PROBLEM TO SOLVE: The data below should be restated word for word, with every picture omitted.

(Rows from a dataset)
------------------------

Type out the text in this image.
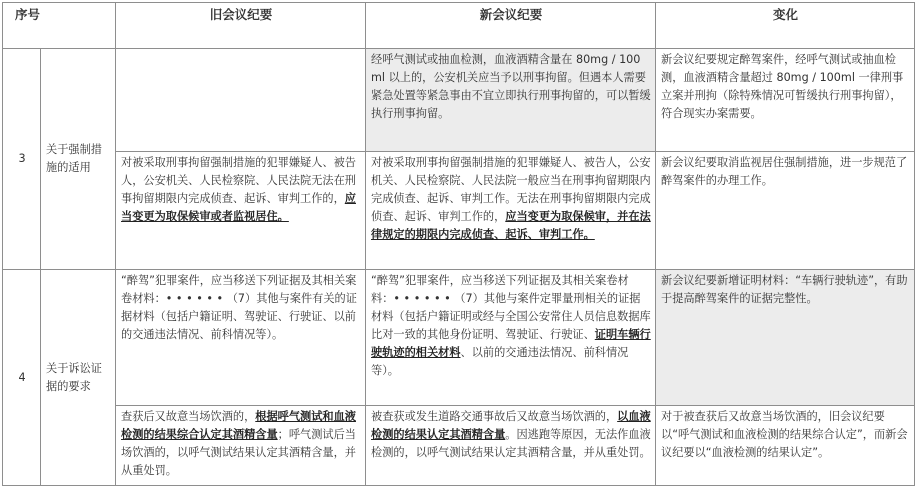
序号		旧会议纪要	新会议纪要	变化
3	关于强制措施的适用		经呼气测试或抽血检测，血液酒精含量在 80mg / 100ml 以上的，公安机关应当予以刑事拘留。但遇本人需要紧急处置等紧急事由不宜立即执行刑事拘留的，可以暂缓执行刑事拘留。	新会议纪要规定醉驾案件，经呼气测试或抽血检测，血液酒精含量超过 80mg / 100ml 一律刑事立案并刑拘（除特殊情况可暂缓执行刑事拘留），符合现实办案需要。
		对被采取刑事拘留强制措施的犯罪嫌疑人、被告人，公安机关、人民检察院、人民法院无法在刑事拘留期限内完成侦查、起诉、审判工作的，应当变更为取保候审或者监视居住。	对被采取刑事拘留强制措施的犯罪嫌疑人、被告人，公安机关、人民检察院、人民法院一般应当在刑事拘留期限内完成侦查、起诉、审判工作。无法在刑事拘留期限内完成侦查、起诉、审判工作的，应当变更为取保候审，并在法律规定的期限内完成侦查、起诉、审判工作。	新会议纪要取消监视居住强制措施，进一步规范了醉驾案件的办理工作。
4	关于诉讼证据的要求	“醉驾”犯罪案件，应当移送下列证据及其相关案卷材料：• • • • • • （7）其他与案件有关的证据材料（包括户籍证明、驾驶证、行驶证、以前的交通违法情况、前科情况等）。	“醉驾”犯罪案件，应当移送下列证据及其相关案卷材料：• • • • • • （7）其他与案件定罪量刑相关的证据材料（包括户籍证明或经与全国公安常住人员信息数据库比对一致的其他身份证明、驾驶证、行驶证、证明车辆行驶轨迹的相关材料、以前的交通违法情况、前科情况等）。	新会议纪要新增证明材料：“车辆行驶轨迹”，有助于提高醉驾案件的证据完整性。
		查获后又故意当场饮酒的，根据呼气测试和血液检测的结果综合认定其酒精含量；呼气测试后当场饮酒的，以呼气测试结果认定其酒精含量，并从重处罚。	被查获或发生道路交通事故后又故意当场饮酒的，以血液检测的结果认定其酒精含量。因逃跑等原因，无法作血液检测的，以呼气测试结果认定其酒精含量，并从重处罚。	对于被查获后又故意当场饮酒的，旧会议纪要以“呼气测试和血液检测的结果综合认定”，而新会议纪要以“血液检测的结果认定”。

------------------------

WRITTEN REPLY:
Type out the text in this image.
序号		旧会议纪要	新会议纪要	变化
3	关于强制措施的适用		经呼气测试或抽血检测，血液酒精含量在 80mg / 100ml 以上的，公安机关应当予以刑事拘留。但遇本人需要紧急处置等紧急事由不宜立即执行刑事拘留的，可以暂缓执行刑事拘留。	新会议纪要规定醉驾案件，经呼气测试或抽血检测，血液酒精含量超过 80mg / 100ml 一律刑事立案并刑拘（除特殊情况可暂缓执行刑事拘留），符合现实办案需要。
		对被采取刑事拘留强制措施的犯罪嫌疑人、被告人，公安机关、人民检察院、人民法院无法在刑事拘留期限内完成侦查、起诉、审判工作的，应当变更为取保候审或者监视居住。	对被采取刑事拘留强制措施的犯罪嫌疑人、被告人，公安机关、人民检察院、人民法院一般应当在刑事拘留期限内完成侦查、起诉、审判工作。无法在刑事拘留期限内完成侦查、起诉、审判工作的，应当变更为取保候审，并在法律规定的期限内完成侦查、起诉、审判工作。	新会议纪要取消监视居住强制措施，进一步规范了醉驾案件的办理工作。
4	关于诉讼证据的要求	“醉驾”犯罪案件，应当移送下列证据及其相关案卷材料：• • • • • • （7）其他与案件有关的证据材料（包括户籍证明、驾驶证、行驶证、以前的交通违法情况、前科情况等）。	“醉驾”犯罪案件，应当移送下列证据及其相关案卷材料：• • • • • • （7）其他与案件定罪量刑相关的证据材料（包括户籍证明或经与全国公安常住人员信息数据库比对一致的其他身份证明、驾驶证、行驶证、证明车辆行驶轨迹的相关材料、以前的交通违法情况、前科情况等）。	新会议纪要新增证明材料：“车辆行驶轨迹”，有助于提高醉驾案件的证据完整性。
		查获后又故意当场饮酒的，根据呼气测试和血液检测的结果综合认定其酒精含量；呼气测试后当场饮酒的，以呼气测试结果认定其酒精含量，并从重处罚。	被查获或发生道路交通事故后又故意当场饮酒的，以血液检测的结果认定其酒精含量。因逃跑等原因，无法作血液检测的，以呼气测试结果认定其酒精含量，并从重处罚。	对于被查获后又故意当场饮酒的，旧会议纪要以“呼气测试和血液检测的结果综合认定”，而新会议纪要以“血液检测的结果认定”。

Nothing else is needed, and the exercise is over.